◆ Set exercise:
Copy each record exactly as it reads, leaving out any pictures it holds.
┌─ Records supplied
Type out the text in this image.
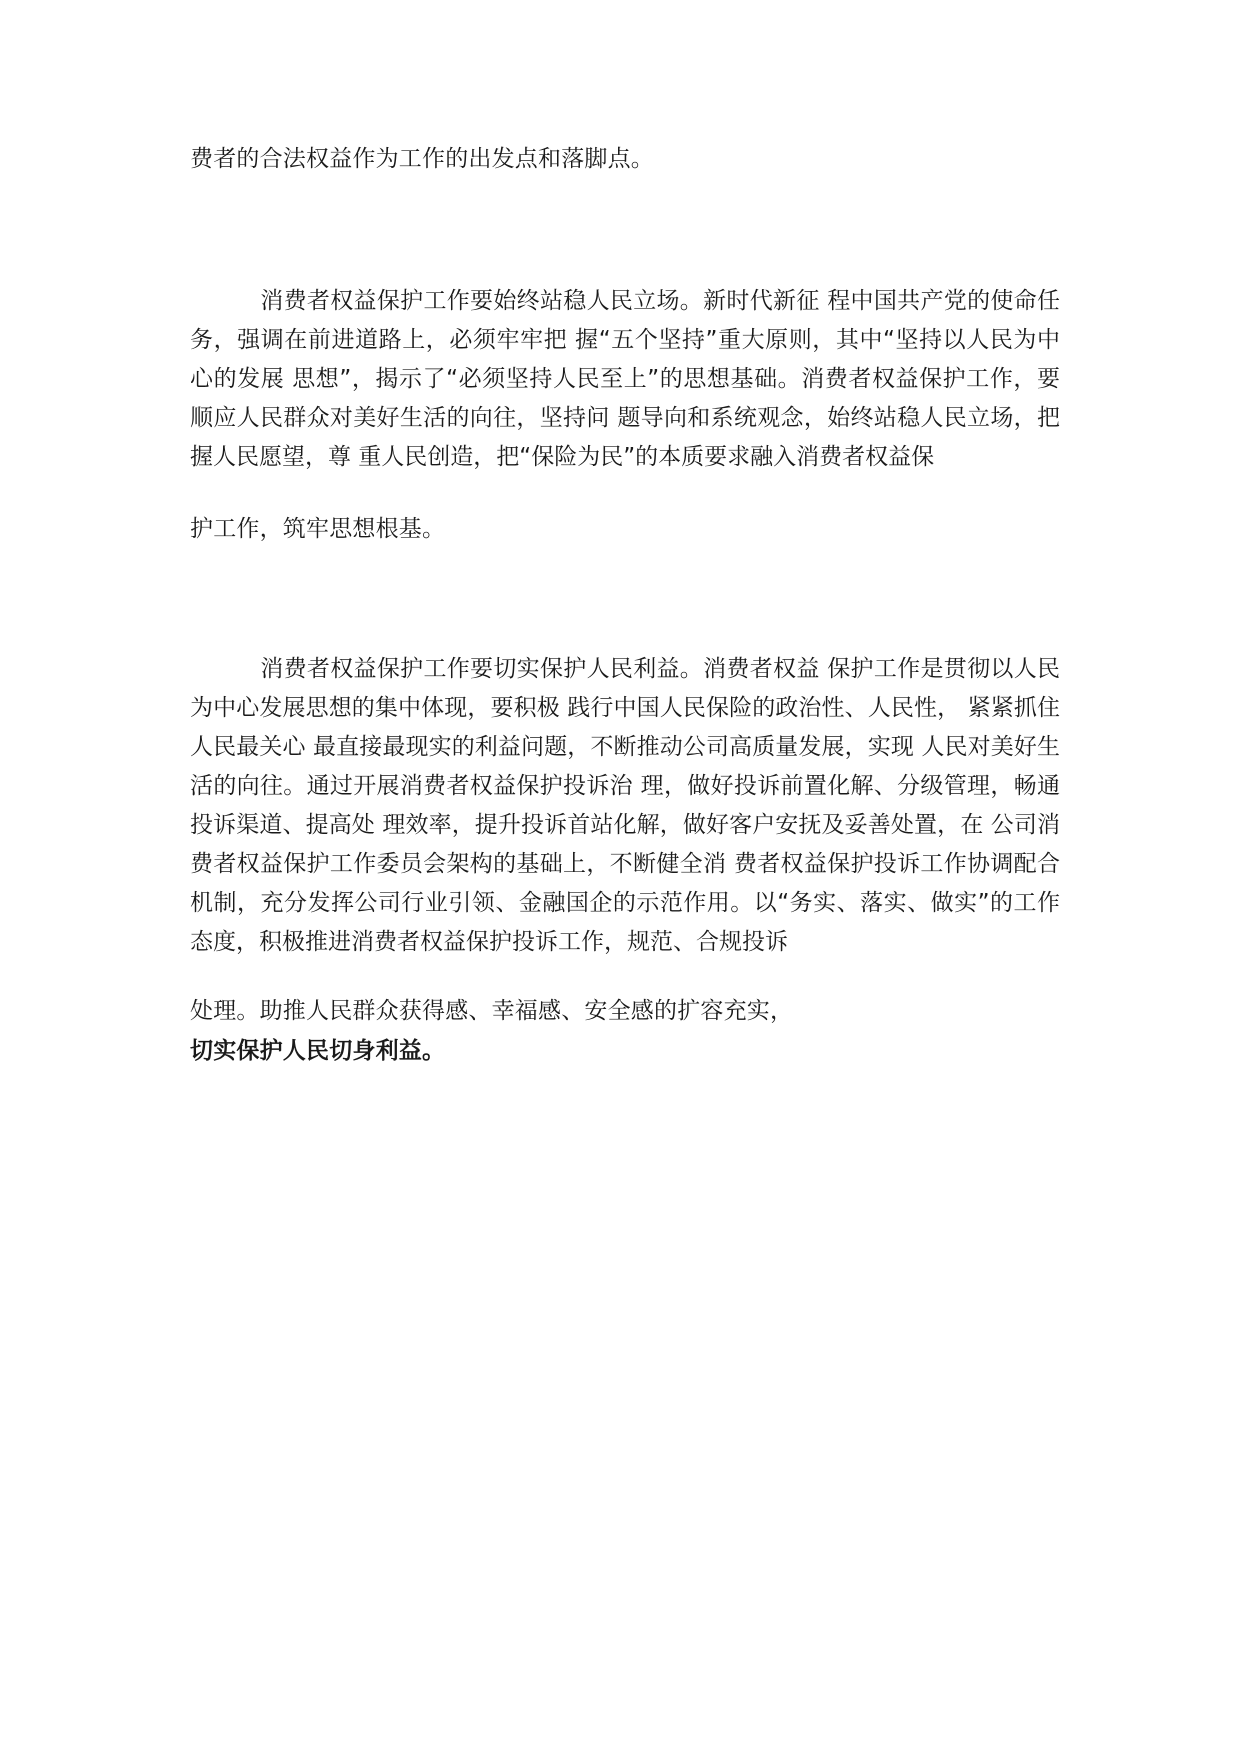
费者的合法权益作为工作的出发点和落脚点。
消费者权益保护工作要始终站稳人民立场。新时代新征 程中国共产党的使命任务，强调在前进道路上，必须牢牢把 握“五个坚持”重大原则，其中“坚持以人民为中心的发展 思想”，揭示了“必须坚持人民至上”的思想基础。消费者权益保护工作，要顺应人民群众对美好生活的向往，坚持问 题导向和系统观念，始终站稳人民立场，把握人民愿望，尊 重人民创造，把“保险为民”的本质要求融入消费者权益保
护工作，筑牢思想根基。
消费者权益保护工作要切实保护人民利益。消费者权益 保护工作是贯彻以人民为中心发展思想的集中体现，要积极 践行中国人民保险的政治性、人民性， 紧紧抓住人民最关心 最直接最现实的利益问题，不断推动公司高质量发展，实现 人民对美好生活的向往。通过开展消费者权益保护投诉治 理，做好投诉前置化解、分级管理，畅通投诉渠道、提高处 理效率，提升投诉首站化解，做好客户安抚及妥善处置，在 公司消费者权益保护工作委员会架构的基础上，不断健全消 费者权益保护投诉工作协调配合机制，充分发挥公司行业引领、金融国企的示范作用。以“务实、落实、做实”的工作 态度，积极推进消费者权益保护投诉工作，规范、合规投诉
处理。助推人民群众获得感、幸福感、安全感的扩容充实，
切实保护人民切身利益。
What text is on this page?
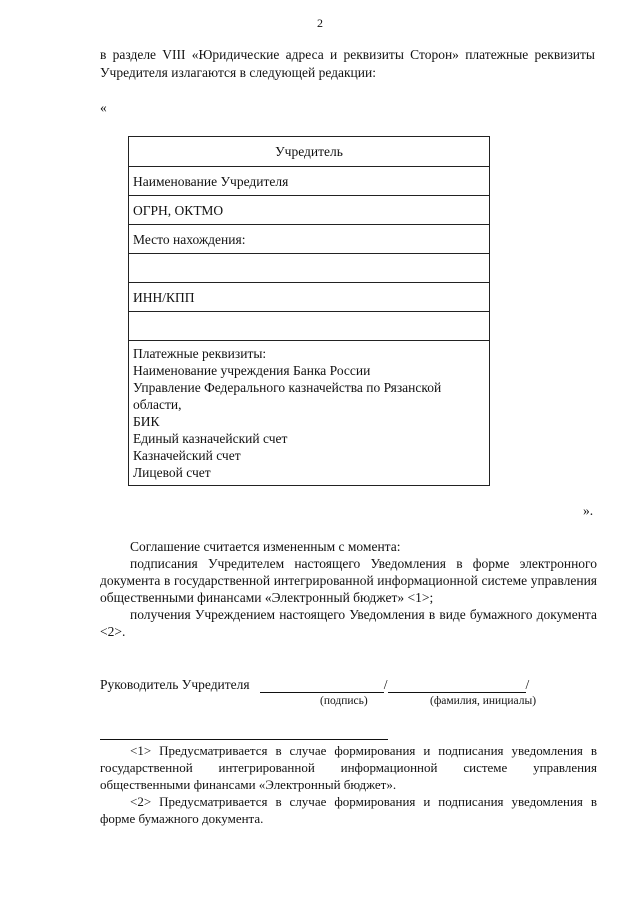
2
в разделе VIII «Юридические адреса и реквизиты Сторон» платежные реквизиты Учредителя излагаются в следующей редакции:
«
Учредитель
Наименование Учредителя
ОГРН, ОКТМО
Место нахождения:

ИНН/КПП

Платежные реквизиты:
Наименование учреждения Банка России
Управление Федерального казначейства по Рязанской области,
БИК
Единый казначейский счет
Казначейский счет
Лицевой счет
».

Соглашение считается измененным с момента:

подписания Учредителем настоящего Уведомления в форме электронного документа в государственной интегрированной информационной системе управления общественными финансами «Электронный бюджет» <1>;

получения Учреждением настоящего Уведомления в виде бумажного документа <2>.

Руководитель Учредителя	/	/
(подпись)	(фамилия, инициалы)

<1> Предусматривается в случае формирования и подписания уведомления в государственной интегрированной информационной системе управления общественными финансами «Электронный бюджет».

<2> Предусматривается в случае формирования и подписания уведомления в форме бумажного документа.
└─
◆ Full output:
Type out the text in this image.
费者的合法权益作为工作的出发点和落脚点。
消费者权益保护工作要始终站稳人民立场。新时代新征 程中国共产党的使命任务，强调在前进道路上，必须牢牢把 握“五个坚持”重大原则，其中“坚持以人民为中心的发展 思想”，揭示了“必须坚持人民至上”的思想基础。消费者权益保护工作，要顺应人民群众对美好生活的向往，坚持问 题导向和系统观念，始终站稳人民立场，把握人民愿望，尊 重人民创造，把“保险为民”的本质要求融入消费者权益保
护工作，筑牢思想根基。
消费者权益保护工作要切实保护人民利益。消费者权益 保护工作是贯彻以人民为中心发展思想的集中体现，要积极 践行中国人民保险的政治性、人民性， 紧紧抓住人民最关心 最直接最现实的利益问题，不断推动公司高质量发展，实现 人民对美好生活的向往。通过开展消费者权益保护投诉治 理，做好投诉前置化解、分级管理，畅通投诉渠道、提高处 理效率，提升投诉首站化解，做好客户安抚及妥善处置，在 公司消费者权益保护工作委员会架构的基础上，不断健全消 费者权益保护投诉工作协调配合机制，充分发挥公司行业引领、金融国企的示范作用。以“务实、落实、做实”的工作 态度，积极推进消费者权益保护投诉工作，规范、合规投诉
处理。助推人民群众获得感、幸福感、安全感的扩容充实，
切实保护人民切身利益。
What text is on this page?
2
в разделе VIII «Юридические адреса и реквизиты Сторон» платежные реквизиты Учредителя излагаются в следующей редакции:
«
Учредитель
Наименование Учредителя
ОГРН, ОКТМО
Место нахождения:

ИНН/КПП

Платежные реквизиты:
Наименование учреждения Банка России
Управление Федерального казначейства по Рязанской области,
БИК
Единый казначейский счет
Казначейский счет
Лицевой счет
».

Соглашение считается измененным с момента:

подписания Учредителем настоящего Уведомления в форме электронного документа в государственной интегрированной информационной системе управления общественными финансами «Электронный бюджет» <1>;

получения Учреждением настоящего Уведомления в виде бумажного документа <2>.

Руководитель Учредителя	/	/
(подпись)	(фамилия, инициалы)

<1> Предусматривается в случае формирования и подписания уведомления в государственной интегрированной информационной системе управления общественными финансами «Электронный бюджет».

<2> Предусматривается в случае формирования и подписания уведомления в форме бумажного документа.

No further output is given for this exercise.